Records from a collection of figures
****************************************

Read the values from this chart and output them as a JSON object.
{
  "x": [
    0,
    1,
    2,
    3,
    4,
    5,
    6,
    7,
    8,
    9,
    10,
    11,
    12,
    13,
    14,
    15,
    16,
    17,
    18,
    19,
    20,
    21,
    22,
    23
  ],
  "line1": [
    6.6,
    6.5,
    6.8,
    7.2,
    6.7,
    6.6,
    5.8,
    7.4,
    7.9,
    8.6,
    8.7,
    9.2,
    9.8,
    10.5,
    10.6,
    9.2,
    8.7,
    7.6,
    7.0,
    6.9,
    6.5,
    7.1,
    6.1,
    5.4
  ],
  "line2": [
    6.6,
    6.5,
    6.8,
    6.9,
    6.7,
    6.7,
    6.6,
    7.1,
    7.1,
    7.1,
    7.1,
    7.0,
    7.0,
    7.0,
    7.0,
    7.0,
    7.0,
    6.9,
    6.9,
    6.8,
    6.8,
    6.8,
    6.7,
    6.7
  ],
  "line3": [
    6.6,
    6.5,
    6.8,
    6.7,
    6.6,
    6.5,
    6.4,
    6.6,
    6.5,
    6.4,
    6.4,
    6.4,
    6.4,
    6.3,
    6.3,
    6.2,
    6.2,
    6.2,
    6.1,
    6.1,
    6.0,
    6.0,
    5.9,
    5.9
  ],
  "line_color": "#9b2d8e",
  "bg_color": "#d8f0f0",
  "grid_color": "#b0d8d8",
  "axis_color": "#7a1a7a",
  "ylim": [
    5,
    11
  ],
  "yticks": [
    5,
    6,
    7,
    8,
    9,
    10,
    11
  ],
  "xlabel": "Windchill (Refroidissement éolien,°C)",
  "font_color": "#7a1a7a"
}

****************************************

* Aim *
Write out all records exactly, keeping every detail.

* Response below *
Read the values from this chart and output them as a JSON object.
{
  "x": [
    0,
    1,
    2,
    3,
    4,
    5,
    6,
    7,
    8,
    9,
    10,
    11,
    12,
    13,
    14,
    15,
    16,
    17,
    18,
    19,
    20,
    21,
    22,
    23
  ],
  "line1": [
    6.6,
    6.5,
    6.8,
    7.2,
    6.7,
    6.6,
    5.8,
    7.4,
    7.9,
    8.6,
    8.7,
    9.2,
    9.8,
    10.5,
    10.6,
    9.2,
    8.7,
    7.6,
    7.0,
    6.9,
    6.5,
    7.1,
    6.1,
    5.4
  ],
  "line2": [
    6.6,
    6.5,
    6.8,
    6.9,
    6.7,
    6.7,
    6.6,
    7.1,
    7.1,
    7.1,
    7.1,
    7.0,
    7.0,
    7.0,
    7.0,
    7.0,
    7.0,
    6.9,
    6.9,
    6.8,
    6.8,
    6.8,
    6.7,
    6.7
  ],
  "line3": [
    6.6,
    6.5,
    6.8,
    6.7,
    6.6,
    6.5,
    6.4,
    6.6,
    6.5,
    6.4,
    6.4,
    6.4,
    6.4,
    6.3,
    6.3,
    6.2,
    6.2,
    6.2,
    6.1,
    6.1,
    6.0,
    6.0,
    5.9,
    5.9
  ],
  "line_color": "#9b2d8e",
  "bg_color": "#d8f0f0",
  "grid_color": "#b0d8d8",
  "axis_color": "#7a1a7a",
  "ylim": [
    5,
    11
  ],
  "yticks": [
    5,
    6,
    7,
    8,
    9,
    10,
    11
  ],
  "xlabel": "Windchill (Refroidissement éolien,°C)",
  "font_color": "#7a1a7a"
}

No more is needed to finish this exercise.